- **YOUR INSTRUCTIONS**: Copy every line, leaving nothing out and adding nothing.

[Part of a data file]
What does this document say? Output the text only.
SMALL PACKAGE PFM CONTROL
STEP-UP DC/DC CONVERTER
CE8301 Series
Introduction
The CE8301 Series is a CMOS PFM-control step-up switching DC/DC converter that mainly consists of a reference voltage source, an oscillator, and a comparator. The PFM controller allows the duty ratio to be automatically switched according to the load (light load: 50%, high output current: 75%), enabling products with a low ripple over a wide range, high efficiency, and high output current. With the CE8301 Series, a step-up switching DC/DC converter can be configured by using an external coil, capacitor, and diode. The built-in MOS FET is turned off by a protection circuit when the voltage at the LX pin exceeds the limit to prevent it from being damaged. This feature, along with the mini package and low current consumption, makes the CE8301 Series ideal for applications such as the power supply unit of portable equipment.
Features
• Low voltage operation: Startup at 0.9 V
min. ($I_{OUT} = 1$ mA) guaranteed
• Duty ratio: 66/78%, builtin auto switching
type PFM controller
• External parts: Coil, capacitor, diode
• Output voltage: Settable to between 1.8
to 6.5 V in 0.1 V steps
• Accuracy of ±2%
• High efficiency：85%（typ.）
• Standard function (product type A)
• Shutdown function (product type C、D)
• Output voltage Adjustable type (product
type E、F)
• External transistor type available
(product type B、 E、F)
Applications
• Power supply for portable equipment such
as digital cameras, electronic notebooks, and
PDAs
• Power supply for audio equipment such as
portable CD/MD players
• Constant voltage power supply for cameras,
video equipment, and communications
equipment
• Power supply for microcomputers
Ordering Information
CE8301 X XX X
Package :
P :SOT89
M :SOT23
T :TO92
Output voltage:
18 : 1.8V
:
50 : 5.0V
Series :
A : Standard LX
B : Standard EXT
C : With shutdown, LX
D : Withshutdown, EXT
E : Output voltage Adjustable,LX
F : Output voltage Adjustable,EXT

- **THE SOLUTION**:
What does this document say? Output the text only.
SMALL PACKAGE PFM CONTROL
STEP-UP DC/DC CONVERTER
CE8301 Series
Introduction
The CE8301 Series is a CMOS PFM-control step-up switching DC/DC converter that mainly consists of a reference voltage source, an oscillator, and a comparator. The PFM controller allows the duty ratio to be automatically switched according to the load (light load: 50%, high output current: 75%), enabling products with a low ripple over a wide range, high efficiency, and high output current. With the CE8301 Series, a step-up switching DC/DC converter can be configured by using an external coil, capacitor, and diode. The built-in MOS FET is turned off by a protection circuit when the voltage at the LX pin exceeds the limit to prevent it from being damaged. This feature, along with the mini package and low current consumption, makes the CE8301 Series ideal for applications such as the power supply unit of portable equipment.
Features
• Low voltage operation: Startup at 0.9 V
min. ($I_{OUT} = 1$ mA) guaranteed
• Duty ratio: 66/78%, builtin auto switching
type PFM controller
• External parts: Coil, capacitor, diode
• Output voltage: Settable to between 1.8
to 6.5 V in 0.1 V steps
• Accuracy of ±2%
• High efficiency：85%（typ.）
• Standard function (product type A)
• Shutdown function (product type C、D)
• Output voltage Adjustable type (product
type E、F)
• External transistor type available
(product type B、 E、F)
Applications
• Power supply for portable equipment such
as digital cameras, electronic notebooks, and
PDAs
• Power supply for audio equipment such as
portable CD/MD players
• Constant voltage power supply for cameras,
video equipment, and communications
equipment
• Power supply for microcomputers
Ordering Information
CE8301 X XX X
Package :
P :SOT89
M :SOT23
T :TO92
Output voltage:
18 : 1.8V
:
50 : 5.0V
Series :
A : Standard LX
B : Standard EXT
C : With shutdown, LX
D : Withshutdown, EXT
E : Output voltage Adjustable,LX
F : Output voltage Adjustable,EXT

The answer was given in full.